══ Brano scelto ══

Il ritorno di Butterfly

Gli spettacoli della Banda Osiris sarebbero sicuramente piaciuti a Marinetti: il gusto per lo sberleffo, la capacità sintetica, l'abilità e la libertà nell'uso e nell'abuso di oggetti e opere, la difficile ambizione di evitare ogni forma di elaborazione culturale richiamano immediatamente alcuni aspetti del teatro futurista - i più scanzonati, goliardici, impertinenti, ispirati al varietà. Mentre il beffardo maltrattamento degli strumenti musicali potrebbe ricordare certe performance alla Fluxus, ma private di ogni traccia di autocoscienza e concettualismo, e ispirate solo all'amore della provocazione e della gag.
In realtà, il modello del quartetto formato da Sandro Berti, Gianluigi Carlone, Roberto Carlone e Giancarlo Macrì sembra essere - più o meno - una Filarmonica di Vienna in cui gli orchestrali sono stati sostituiti dai clown Fratellini e il direttore è scappato con la prima ballerina (e la cassa, probabilmente). La strumentazione oscilla tra la banda di paese e l'orchestrina rock per una festa dei diciott'anni, beffardamente accompagnata (a seconda delle perverse necessità dell'arrangiamento) da timpani wagneriani, triangoli alla Debussy, chitarre hawaiane.
Questa volta nel mirino della Banda non c'è più la semplice musica: bersaglio è infatti il melodramma, lo straripare dei sentimenti, il trionfalismo spettacolare dell'opera lirica. Il ritorno di Butterfly ha per protagonista il figlio kamikaze di Cio-Cio San, che per vendicarsi dell'infingardo Pinkerton si allea con Rigoletto (gli si tocca la gobba, e risuona misteriosamente una risata: ottima gag). Ma dopo il parodistico inizio, lo spettacolo prende presto la sua strada, abbandonandosi unicamente al gioco delle associazioni gratuite, senza alcuna regola se non l'estro e il caso: i personaggi sono solo un vago pretesto e ben presto la Banda inizia a sciorinare allegramente i pezzi forti del suo repertorio, in un crescendo di sconclusionatezza, concluso da una serie di richiesti bis.

═══
══ Dati forniti ══

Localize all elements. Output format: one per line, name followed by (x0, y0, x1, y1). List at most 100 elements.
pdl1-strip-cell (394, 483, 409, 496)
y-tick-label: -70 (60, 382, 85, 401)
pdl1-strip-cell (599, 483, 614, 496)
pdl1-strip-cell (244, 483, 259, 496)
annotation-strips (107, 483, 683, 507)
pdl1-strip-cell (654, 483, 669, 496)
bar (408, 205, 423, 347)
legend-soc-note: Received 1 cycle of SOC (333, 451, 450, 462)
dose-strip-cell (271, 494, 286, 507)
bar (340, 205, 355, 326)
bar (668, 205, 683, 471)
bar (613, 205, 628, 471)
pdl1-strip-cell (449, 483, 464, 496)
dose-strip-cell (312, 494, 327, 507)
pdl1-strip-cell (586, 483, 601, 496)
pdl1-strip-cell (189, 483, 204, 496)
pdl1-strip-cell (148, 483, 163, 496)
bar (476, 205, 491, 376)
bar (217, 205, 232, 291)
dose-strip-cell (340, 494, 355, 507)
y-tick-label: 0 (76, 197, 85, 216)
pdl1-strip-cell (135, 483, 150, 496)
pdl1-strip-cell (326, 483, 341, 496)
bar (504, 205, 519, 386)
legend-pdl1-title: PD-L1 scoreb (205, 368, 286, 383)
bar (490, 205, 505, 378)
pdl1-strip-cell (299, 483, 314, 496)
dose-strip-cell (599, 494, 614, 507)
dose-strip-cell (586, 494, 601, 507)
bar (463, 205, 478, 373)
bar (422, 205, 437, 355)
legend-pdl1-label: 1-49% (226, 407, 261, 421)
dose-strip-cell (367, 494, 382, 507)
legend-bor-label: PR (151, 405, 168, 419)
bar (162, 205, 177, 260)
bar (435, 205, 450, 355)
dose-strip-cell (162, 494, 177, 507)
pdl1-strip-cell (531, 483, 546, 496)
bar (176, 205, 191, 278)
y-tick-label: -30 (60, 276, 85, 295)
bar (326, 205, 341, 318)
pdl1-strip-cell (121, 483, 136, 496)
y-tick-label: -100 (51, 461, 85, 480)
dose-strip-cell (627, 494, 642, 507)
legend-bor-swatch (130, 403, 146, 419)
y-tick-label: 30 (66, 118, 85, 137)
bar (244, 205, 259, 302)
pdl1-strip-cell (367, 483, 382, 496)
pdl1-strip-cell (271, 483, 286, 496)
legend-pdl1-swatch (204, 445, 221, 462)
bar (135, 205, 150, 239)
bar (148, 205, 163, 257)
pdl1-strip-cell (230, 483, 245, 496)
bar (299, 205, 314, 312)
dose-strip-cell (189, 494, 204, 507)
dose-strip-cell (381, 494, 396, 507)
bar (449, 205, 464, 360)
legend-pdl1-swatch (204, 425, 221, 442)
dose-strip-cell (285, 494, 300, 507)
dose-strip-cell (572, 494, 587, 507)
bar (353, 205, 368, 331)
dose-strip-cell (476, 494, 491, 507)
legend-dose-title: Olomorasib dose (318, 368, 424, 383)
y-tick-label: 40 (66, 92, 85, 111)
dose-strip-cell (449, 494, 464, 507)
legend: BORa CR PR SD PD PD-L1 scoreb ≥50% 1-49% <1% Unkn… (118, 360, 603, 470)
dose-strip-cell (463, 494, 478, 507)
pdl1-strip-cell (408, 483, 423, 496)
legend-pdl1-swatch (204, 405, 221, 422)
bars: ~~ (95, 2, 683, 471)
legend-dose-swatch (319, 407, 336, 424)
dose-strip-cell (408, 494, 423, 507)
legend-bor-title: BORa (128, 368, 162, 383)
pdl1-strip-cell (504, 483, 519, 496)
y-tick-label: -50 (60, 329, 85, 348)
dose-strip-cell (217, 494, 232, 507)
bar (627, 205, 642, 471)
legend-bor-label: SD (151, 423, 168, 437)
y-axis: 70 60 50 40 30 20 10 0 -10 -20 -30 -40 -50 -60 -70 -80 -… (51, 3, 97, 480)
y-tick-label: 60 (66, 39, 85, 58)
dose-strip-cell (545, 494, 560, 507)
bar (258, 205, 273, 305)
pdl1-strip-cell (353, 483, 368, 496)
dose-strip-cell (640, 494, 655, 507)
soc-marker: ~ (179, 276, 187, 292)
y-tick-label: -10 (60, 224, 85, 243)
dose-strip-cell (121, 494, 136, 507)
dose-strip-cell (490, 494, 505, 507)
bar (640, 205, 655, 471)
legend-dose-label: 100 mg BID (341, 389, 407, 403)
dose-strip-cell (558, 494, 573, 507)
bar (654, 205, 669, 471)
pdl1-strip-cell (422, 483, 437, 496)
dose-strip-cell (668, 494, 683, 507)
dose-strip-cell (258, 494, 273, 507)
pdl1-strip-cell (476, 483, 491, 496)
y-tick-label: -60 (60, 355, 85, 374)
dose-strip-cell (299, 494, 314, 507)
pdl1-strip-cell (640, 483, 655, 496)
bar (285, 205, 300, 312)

═══

◆ Consegna: Puoi riscrivere il tratto del brano sulla Banda Osiris che va da "Gli spettacoli della" fino a "e della gag.", sostituendo "Marinetti" con "Depero"? I record provengono da una fonte diversa dal brano.

◆ Soluzione:
Gli spettacoli della Banda Osiris sarebbero sicuramente piaciuti a Depero: il gusto per lo sberleffo, la capacità sintetica, l'abilità e la libertà nell'uso e nell'abuso di oggetti e opere, la difficile ambizione di evitare ogni forma di elaborazione culturale richiamano immediatamente alcuni aspetti del teatro futurista - i più scanzonati, goliardici, impertinenti, ispirati al varietà. Mentre il beffardo maltrattamento degli strumenti musicali potrebbe ricordare certe performance alla Fluxus, ma private di ogni traccia di autocoscienza e concettualismo, e ispirate solo all'amore della provocazione e della gag.